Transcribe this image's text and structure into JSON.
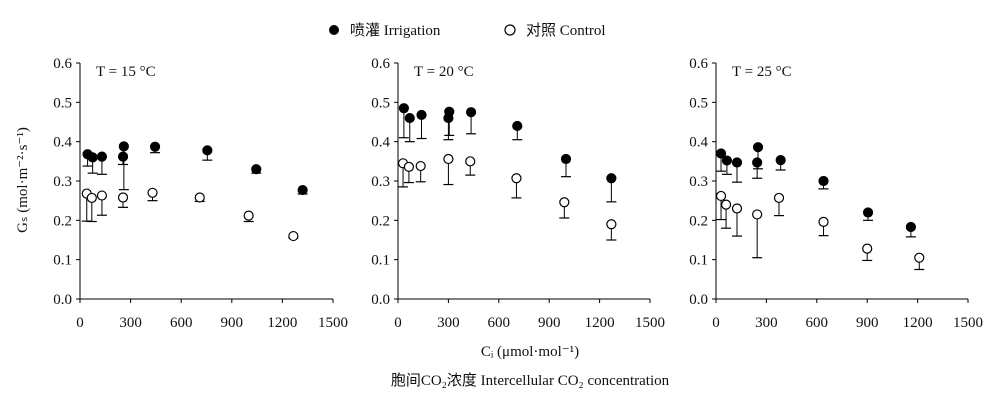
{
  "legend": {
    "irrigation": "喷灌 Irrigation",
    "control": "对照 Control"
  },
  "axes": {
    "ylabel": "Gₛ (mol·m⁻²·s⁻¹)",
    "xlabel": "Cᵢ (μmol·mol⁻¹)",
    "xlabel_bottom": "胞间CO₂浓度 Intercellular CO₂ concentration"
  },
  "chart_data": [
    {
      "type": "scatter",
      "title": "T = 15 °C",
      "xlabel": "Cᵢ (μmol·mol⁻¹)",
      "ylabel": "Gₛ (mol·m⁻²·s⁻¹)",
      "xlim": [
        0,
        1500
      ],
      "ylim": [
        0,
        0.6
      ],
      "xticks": [
        0,
        300,
        600,
        900,
        1200,
        1500
      ],
      "yticks": [
        0.0,
        0.1,
        0.2,
        0.3,
        0.4,
        0.5,
        0.6
      ],
      "series": [
        {
          "name": "喷灌 Irrigation",
          "marker": "filled-circle",
          "points": [
            {
              "x": 45,
              "y": 0.368,
              "err": 0.03
            },
            {
              "x": 75,
              "y": 0.36,
              "err": 0.04
            },
            {
              "x": 130,
              "y": 0.362,
              "err": 0.045
            },
            {
              "x": 260,
              "y": 0.388,
              "err": 0.11
            },
            {
              "x": 255,
              "y": 0.362,
              "err": 0.02
            },
            {
              "x": 445,
              "y": 0.387,
              "err": 0.015
            },
            {
              "x": 755,
              "y": 0.378,
              "err": 0.025
            },
            {
              "x": 1045,
              "y": 0.33,
              "err": 0.01
            },
            {
              "x": 1320,
              "y": 0.277,
              "err": 0.01
            }
          ]
        },
        {
          "name": "对照 Control",
          "marker": "open-circle",
          "points": [
            {
              "x": 40,
              "y": 0.268,
              "err": 0.07
            },
            {
              "x": 70,
              "y": 0.257,
              "err": 0.06
            },
            {
              "x": 130,
              "y": 0.263,
              "err": 0.05
            },
            {
              "x": 255,
              "y": 0.258,
              "err": 0.025
            },
            {
              "x": 430,
              "y": 0.27,
              "err": 0.02
            },
            {
              "x": 710,
              "y": 0.258,
              "err": 0.01
            },
            {
              "x": 1000,
              "y": 0.212,
              "err": 0.015
            },
            {
              "x": 1265,
              "y": 0.16,
              "err": 0.005
            }
          ]
        }
      ]
    },
    {
      "type": "scatter",
      "title": "T = 20 °C",
      "xlabel": "Cᵢ (μmol·mol⁻¹)",
      "ylabel": "Gₛ (mol·m⁻²·s⁻¹)",
      "xlim": [
        0,
        1500
      ],
      "ylim": [
        0,
        0.6
      ],
      "xticks": [
        0,
        300,
        600,
        900,
        1200,
        1500
      ],
      "yticks": [
        0.0,
        0.1,
        0.2,
        0.3,
        0.4,
        0.5,
        0.6
      ],
      "series": [
        {
          "name": "喷灌 Irrigation",
          "marker": "filled-circle",
          "points": [
            {
              "x": 35,
              "y": 0.485,
              "err": 0.075
            },
            {
              "x": 70,
              "y": 0.46,
              "err": 0.06
            },
            {
              "x": 140,
              "y": 0.468,
              "err": 0.06
            },
            {
              "x": 305,
              "y": 0.476,
              "err": 0.06
            },
            {
              "x": 300,
              "y": 0.46,
              "err": 0.055
            },
            {
              "x": 435,
              "y": 0.475,
              "err": 0.055
            },
            {
              "x": 710,
              "y": 0.44,
              "err": 0.035
            },
            {
              "x": 1000,
              "y": 0.356,
              "err": 0.045
            },
            {
              "x": 1270,
              "y": 0.307,
              "err": 0.06
            }
          ]
        },
        {
          "name": "对照 Control",
          "marker": "open-circle",
          "points": [
            {
              "x": 30,
              "y": 0.345,
              "err": 0.06
            },
            {
              "x": 65,
              "y": 0.336,
              "err": 0.04
            },
            {
              "x": 135,
              "y": 0.338,
              "err": 0.04
            },
            {
              "x": 300,
              "y": 0.356,
              "err": 0.065
            },
            {
              "x": 430,
              "y": 0.35,
              "err": 0.035
            },
            {
              "x": 705,
              "y": 0.307,
              "err": 0.05
            },
            {
              "x": 990,
              "y": 0.246,
              "err": 0.04
            },
            {
              "x": 1270,
              "y": 0.19,
              "err": 0.04
            }
          ]
        }
      ]
    },
    {
      "type": "scatter",
      "title": "T = 25 °C",
      "xlabel": "Cᵢ (μmol·mol⁻¹)",
      "ylabel": "Gₛ (mol·m⁻²·s⁻¹)",
      "xlim": [
        0,
        1500
      ],
      "ylim": [
        0,
        0.6
      ],
      "xticks": [
        0,
        300,
        600,
        900,
        1200,
        1500
      ],
      "yticks": [
        0.0,
        0.1,
        0.2,
        0.3,
        0.4,
        0.5,
        0.6
      ],
      "series": [
        {
          "name": "喷灌 Irrigation",
          "marker": "filled-circle",
          "points": [
            {
              "x": 30,
              "y": 0.37,
              "err": 0.045
            },
            {
              "x": 65,
              "y": 0.352,
              "err": 0.035
            },
            {
              "x": 125,
              "y": 0.347,
              "err": 0.05
            },
            {
              "x": 250,
              "y": 0.386,
              "err": 0.055
            },
            {
              "x": 245,
              "y": 0.347,
              "err": 0.04
            },
            {
              "x": 385,
              "y": 0.353,
              "err": 0.025
            },
            {
              "x": 640,
              "y": 0.3,
              "err": 0.02
            },
            {
              "x": 905,
              "y": 0.22,
              "err": 0.02
            },
            {
              "x": 1160,
              "y": 0.183,
              "err": 0.025
            }
          ]
        },
        {
          "name": "对照 Control",
          "marker": "open-circle",
          "points": [
            {
              "x": 30,
              "y": 0.262,
              "err": 0.06
            },
            {
              "x": 60,
              "y": 0.24,
              "err": 0.06
            },
            {
              "x": 125,
              "y": 0.23,
              "err": 0.07
            },
            {
              "x": 245,
              "y": 0.215,
              "err": 0.11
            },
            {
              "x": 375,
              "y": 0.257,
              "err": 0.045
            },
            {
              "x": 640,
              "y": 0.196,
              "err": 0.035
            },
            {
              "x": 900,
              "y": 0.128,
              "err": 0.03
            },
            {
              "x": 1210,
              "y": 0.105,
              "err": 0.03
            }
          ]
        }
      ]
    }
  ]
}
════════════════
Strip out the images, then output the records above word for word.

● Result below:
Transcribe this image's text and structure into JSON.
{
  "legend": {
    "irrigation": "喷灌 Irrigation",
    "control": "对照 Control"
  },
  "axes": {
    "ylabel": "Gₛ (mol·m⁻²·s⁻¹)",
    "xlabel": "Cᵢ (μmol·mol⁻¹)",
    "xlabel_bottom": "胞间CO₂浓度 Intercellular CO₂ concentration"
  },
  "chart_data": [
    {
      "type": "scatter",
      "title": "T = 15 °C",
      "xlabel": "Cᵢ (μmol·mol⁻¹)",
      "ylabel": "Gₛ (mol·m⁻²·s⁻¹)",
      "xlim": [
        0,
        1500
      ],
      "ylim": [
        0,
        0.6
      ],
      "xticks": [
        0,
        300,
        600,
        900,
        1200,
        1500
      ],
      "yticks": [
        0.0,
        0.1,
        0.2,
        0.3,
        0.4,
        0.5,
        0.6
      ],
      "series": [
        {
          "name": "喷灌 Irrigation",
          "marker": "filled-circle",
          "points": [
            {
              "x": 45,
              "y": 0.368,
              "err": 0.03
            },
            {
              "x": 75,
              "y": 0.36,
              "err": 0.04
            },
            {
              "x": 130,
              "y": 0.362,
              "err": 0.045
            },
            {
              "x": 260,
              "y": 0.388,
              "err": 0.11
            },
            {
              "x": 255,
              "y": 0.362,
              "err": 0.02
            },
            {
              "x": 445,
              "y": 0.387,
              "err": 0.015
            },
            {
              "x": 755,
              "y": 0.378,
              "err": 0.025
            },
            {
              "x": 1045,
              "y": 0.33,
              "err": 0.01
            },
            {
              "x": 1320,
              "y": 0.277,
              "err": 0.01
            }
          ]
        },
        {
          "name": "对照 Control",
          "marker": "open-circle",
          "points": [
            {
              "x": 40,
              "y": 0.268,
              "err": 0.07
            },
            {
              "x": 70,
              "y": 0.257,
              "err": 0.06
            },
            {
              "x": 130,
              "y": 0.263,
              "err": 0.05
            },
            {
              "x": 255,
              "y": 0.258,
              "err": 0.025
            },
            {
              "x": 430,
              "y": 0.27,
              "err": 0.02
            },
            {
              "x": 710,
              "y": 0.258,
              "err": 0.01
            },
            {
              "x": 1000,
              "y": 0.212,
              "err": 0.015
            },
            {
              "x": 1265,
              "y": 0.16,
              "err": 0.005
            }
          ]
        }
      ]
    },
    {
      "type": "scatter",
      "title": "T = 20 °C",
      "xlabel": "Cᵢ (μmol·mol⁻¹)",
      "ylabel": "Gₛ (mol·m⁻²·s⁻¹)",
      "xlim": [
        0,
        1500
      ],
      "ylim": [
        0,
        0.6
      ],
      "xticks": [
        0,
        300,
        600,
        900,
        1200,
        1500
      ],
      "yticks": [
        0.0,
        0.1,
        0.2,
        0.3,
        0.4,
        0.5,
        0.6
      ],
      "series": [
        {
          "name": "喷灌 Irrigation",
          "marker": "filled-circle",
          "points": [
            {
              "x": 35,
              "y": 0.485,
              "err": 0.075
            },
            {
              "x": 70,
              "y": 0.46,
              "err": 0.06
            },
            {
              "x": 140,
              "y": 0.468,
              "err": 0.06
            },
            {
              "x": 305,
              "y": 0.476,
              "err": 0.06
            },
            {
              "x": 300,
              "y": 0.46,
              "err": 0.055
            },
            {
              "x": 435,
              "y": 0.475,
              "err": 0.055
            },
            {
              "x": 710,
              "y": 0.44,
              "err": 0.035
            },
            {
              "x": 1000,
              "y": 0.356,
              "err": 0.045
            },
            {
              "x": 1270,
              "y": 0.307,
              "err": 0.06
            }
          ]
        },
        {
          "name": "对照 Control",
          "marker": "open-circle",
          "points": [
            {
              "x": 30,
              "y": 0.345,
              "err": 0.06
            },
            {
              "x": 65,
              "y": 0.336,
              "err": 0.04
            },
            {
              "x": 135,
              "y": 0.338,
              "err": 0.04
            },
            {
              "x": 300,
              "y": 0.356,
              "err": 0.065
            },
            {
              "x": 430,
              "y": 0.35,
              "err": 0.035
            },
            {
              "x": 705,
              "y": 0.307,
              "err": 0.05
            },
            {
              "x": 990,
              "y": 0.246,
              "err": 0.04
            },
            {
              "x": 1270,
              "y": 0.19,
              "err": 0.04
            }
          ]
        }
      ]
    },
    {
      "type": "scatter",
      "title": "T = 25 °C",
      "xlabel": "Cᵢ (μmol·mol⁻¹)",
      "ylabel": "Gₛ (mol·m⁻²·s⁻¹)",
      "xlim": [
        0,
        1500
      ],
      "ylim": [
        0,
        0.6
      ],
      "xticks": [
        0,
        300,
        600,
        900,
        1200,
        1500
      ],
      "yticks": [
        0.0,
        0.1,
        0.2,
        0.3,
        0.4,
        0.5,
        0.6
      ],
      "series": [
        {
          "name": "喷灌 Irrigation",
          "marker": "filled-circle",
          "points": [
            {
              "x": 30,
              "y": 0.37,
              "err": 0.045
            },
            {
              "x": 65,
              "y": 0.352,
              "err": 0.035
            },
            {
              "x": 125,
              "y": 0.347,
              "err": 0.05
            },
            {
              "x": 250,
              "y": 0.386,
              "err": 0.055
            },
            {
              "x": 245,
              "y": 0.347,
              "err": 0.04
            },
            {
              "x": 385,
              "y": 0.353,
              "err": 0.025
            },
            {
              "x": 640,
              "y": 0.3,
              "err": 0.02
            },
            {
              "x": 905,
              "y": 0.22,
              "err": 0.02
            },
            {
              "x": 1160,
              "y": 0.183,
              "err": 0.025
            }
          ]
        },
        {
          "name": "对照 Control",
          "marker": "open-circle",
          "points": [
            {
              "x": 30,
              "y": 0.262,
              "err": 0.06
            },
            {
              "x": 60,
              "y": 0.24,
              "err": 0.06
            },
            {
              "x": 125,
              "y": 0.23,
              "err": 0.07
            },
            {
              "x": 245,
              "y": 0.215,
              "err": 0.11
            },
            {
              "x": 375,
              "y": 0.257,
              "err": 0.045
            },
            {
              "x": 640,
              "y": 0.196,
              "err": 0.035
            },
            {
              "x": 900,
              "y": 0.128,
              "err": 0.03
            },
            {
              "x": 1210,
              "y": 0.105,
              "err": 0.03
            }
          ]
        }
      ]
    }
  ]
}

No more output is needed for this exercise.